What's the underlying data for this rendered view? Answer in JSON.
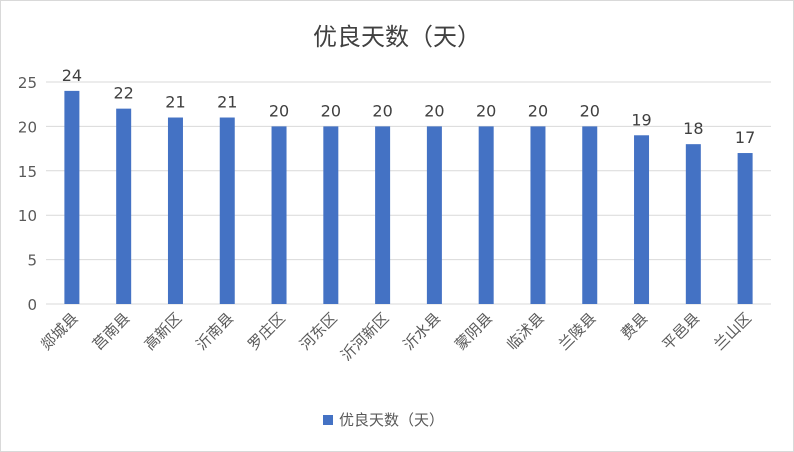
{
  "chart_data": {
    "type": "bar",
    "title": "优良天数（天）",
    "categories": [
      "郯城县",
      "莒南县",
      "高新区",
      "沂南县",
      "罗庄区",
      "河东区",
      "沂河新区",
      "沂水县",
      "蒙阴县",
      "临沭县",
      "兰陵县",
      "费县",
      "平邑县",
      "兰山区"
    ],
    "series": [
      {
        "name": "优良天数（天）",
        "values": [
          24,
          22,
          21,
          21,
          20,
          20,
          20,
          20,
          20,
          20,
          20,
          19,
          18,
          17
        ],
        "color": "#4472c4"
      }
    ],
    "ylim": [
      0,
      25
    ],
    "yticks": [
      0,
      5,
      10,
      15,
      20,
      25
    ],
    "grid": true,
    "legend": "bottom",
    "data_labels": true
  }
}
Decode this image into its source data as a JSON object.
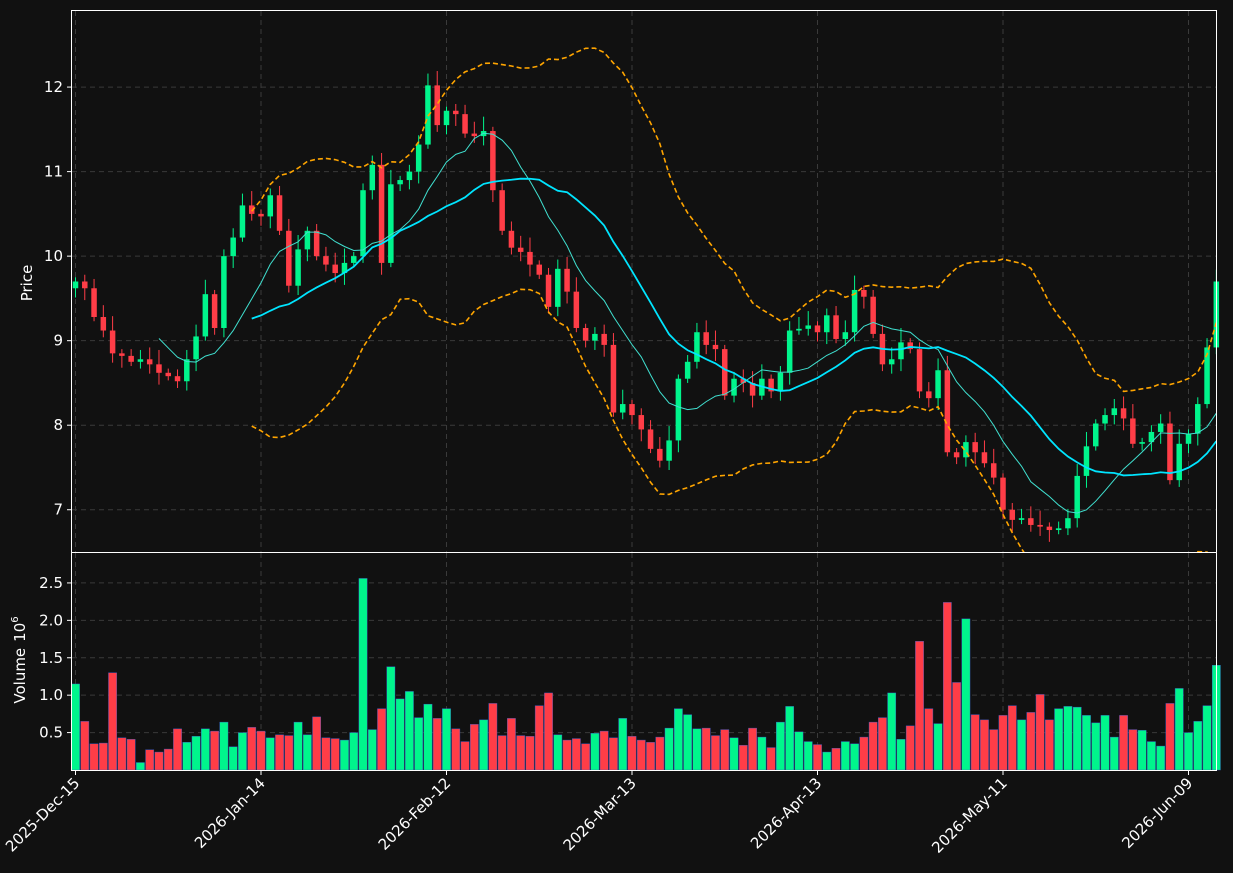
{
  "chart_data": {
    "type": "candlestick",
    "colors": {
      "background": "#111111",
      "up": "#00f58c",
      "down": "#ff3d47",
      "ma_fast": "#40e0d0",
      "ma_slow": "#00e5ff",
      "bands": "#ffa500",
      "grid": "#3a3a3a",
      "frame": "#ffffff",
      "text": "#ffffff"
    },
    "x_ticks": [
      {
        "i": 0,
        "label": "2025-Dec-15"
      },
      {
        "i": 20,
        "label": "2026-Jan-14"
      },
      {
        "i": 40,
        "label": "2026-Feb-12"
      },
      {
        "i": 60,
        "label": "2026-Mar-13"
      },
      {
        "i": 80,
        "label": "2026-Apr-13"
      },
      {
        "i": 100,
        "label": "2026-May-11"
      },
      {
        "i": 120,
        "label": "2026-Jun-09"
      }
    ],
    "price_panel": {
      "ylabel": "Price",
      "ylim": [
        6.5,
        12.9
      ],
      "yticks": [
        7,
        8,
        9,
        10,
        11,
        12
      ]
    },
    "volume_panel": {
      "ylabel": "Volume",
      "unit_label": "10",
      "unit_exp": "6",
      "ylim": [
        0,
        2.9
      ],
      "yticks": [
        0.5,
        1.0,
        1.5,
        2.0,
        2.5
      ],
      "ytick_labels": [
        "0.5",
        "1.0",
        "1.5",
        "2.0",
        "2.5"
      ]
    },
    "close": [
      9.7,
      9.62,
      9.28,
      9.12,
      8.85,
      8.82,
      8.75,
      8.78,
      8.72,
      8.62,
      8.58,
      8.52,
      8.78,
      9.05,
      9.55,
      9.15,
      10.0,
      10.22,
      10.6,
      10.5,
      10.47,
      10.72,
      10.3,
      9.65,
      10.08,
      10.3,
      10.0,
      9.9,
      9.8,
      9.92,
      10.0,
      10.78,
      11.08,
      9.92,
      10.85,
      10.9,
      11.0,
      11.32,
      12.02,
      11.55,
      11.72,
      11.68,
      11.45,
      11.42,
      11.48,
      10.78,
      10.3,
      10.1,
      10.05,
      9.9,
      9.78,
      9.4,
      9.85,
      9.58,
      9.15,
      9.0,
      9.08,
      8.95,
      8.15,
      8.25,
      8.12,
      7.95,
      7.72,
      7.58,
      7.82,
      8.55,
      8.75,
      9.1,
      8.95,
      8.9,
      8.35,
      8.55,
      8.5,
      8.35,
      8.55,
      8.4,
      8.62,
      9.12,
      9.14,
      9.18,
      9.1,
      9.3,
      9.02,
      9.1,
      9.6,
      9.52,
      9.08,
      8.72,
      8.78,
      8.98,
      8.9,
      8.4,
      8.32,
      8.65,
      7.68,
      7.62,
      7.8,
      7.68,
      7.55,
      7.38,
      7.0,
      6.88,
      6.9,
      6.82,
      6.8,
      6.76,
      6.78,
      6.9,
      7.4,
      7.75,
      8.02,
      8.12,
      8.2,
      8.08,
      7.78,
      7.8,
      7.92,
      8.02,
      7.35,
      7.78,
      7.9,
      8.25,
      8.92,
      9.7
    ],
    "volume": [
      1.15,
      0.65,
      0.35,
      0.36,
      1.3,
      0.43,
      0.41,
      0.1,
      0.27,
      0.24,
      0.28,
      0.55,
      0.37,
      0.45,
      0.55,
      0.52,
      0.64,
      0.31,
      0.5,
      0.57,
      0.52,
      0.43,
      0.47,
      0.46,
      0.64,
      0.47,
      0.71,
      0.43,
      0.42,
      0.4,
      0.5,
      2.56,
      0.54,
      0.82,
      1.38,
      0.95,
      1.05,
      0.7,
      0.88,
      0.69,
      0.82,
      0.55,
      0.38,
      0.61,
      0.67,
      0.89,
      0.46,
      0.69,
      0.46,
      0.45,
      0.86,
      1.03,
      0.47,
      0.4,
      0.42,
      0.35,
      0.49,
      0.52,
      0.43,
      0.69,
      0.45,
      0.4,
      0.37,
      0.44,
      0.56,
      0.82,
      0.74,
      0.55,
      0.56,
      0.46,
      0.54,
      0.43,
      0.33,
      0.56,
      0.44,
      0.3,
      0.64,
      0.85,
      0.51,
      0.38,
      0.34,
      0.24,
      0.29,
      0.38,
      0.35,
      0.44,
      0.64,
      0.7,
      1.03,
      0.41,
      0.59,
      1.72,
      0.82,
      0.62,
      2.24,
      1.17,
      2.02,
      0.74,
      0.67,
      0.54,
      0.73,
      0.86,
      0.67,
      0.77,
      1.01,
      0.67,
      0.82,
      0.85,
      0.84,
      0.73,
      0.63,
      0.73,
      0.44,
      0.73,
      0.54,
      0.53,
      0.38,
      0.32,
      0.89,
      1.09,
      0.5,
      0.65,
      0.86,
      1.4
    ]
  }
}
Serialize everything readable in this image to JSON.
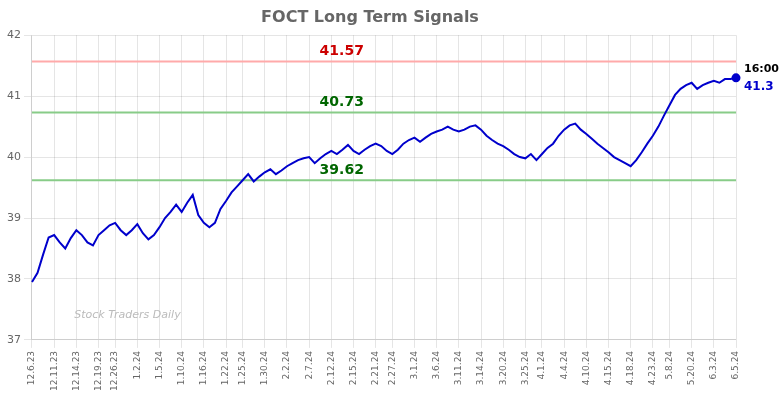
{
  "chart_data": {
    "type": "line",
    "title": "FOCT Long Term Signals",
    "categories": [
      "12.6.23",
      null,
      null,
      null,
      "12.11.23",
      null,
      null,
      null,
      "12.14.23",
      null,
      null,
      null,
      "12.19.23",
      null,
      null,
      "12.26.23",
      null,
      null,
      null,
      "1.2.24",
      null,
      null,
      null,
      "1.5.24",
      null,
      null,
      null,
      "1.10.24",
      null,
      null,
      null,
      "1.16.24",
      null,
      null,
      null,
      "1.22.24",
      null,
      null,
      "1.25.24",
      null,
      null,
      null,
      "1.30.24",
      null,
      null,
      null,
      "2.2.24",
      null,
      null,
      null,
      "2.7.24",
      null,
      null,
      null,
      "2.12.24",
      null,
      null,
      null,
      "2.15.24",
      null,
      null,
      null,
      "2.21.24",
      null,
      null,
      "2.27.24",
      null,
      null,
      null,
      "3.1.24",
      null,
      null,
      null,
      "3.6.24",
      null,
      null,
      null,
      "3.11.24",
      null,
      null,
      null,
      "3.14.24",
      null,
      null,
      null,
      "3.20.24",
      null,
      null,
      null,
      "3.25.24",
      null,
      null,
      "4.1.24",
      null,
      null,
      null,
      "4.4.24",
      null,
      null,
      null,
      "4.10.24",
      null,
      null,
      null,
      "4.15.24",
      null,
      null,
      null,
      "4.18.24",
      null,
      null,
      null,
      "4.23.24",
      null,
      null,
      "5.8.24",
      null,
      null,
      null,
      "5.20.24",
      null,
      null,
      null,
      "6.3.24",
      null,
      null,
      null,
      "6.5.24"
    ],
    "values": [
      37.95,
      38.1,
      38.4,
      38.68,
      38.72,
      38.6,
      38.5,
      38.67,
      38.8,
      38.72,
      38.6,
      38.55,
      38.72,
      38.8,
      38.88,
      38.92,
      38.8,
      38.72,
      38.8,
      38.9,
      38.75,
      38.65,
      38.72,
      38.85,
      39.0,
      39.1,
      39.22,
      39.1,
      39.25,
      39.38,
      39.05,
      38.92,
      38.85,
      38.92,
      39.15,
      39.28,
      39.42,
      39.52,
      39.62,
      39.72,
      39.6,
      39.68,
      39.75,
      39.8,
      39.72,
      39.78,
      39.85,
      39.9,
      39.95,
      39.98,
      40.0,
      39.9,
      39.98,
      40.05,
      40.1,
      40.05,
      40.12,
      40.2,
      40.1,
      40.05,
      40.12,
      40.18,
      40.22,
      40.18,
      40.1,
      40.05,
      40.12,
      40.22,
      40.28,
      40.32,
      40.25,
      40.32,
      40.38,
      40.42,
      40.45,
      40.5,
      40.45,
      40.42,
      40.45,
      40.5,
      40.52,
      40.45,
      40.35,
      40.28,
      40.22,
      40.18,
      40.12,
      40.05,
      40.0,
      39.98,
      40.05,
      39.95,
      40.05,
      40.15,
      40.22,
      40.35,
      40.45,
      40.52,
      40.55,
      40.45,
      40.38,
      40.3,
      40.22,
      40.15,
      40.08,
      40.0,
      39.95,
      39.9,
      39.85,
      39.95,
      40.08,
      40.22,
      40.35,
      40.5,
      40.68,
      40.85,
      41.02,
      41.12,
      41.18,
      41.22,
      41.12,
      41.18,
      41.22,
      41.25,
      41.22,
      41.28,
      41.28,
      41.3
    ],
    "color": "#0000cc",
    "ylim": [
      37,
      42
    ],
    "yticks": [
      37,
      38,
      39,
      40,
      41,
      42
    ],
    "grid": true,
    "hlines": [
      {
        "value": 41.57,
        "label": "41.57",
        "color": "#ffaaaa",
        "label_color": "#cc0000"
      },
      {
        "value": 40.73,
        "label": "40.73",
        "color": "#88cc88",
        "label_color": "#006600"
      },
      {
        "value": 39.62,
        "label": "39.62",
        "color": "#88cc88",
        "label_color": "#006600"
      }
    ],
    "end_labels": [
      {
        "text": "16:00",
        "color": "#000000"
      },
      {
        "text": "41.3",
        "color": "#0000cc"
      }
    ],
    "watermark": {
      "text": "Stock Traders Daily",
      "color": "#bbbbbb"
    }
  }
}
☆ ☆ ☆ ☆ ☆
Short exercise: Working from the entries above, return all lines that contain "text".

Answer in full:
      "text": "#ffffff"
        "text": "16:00",
        "text": "41.3",
      "text": "Stock Traders Daily",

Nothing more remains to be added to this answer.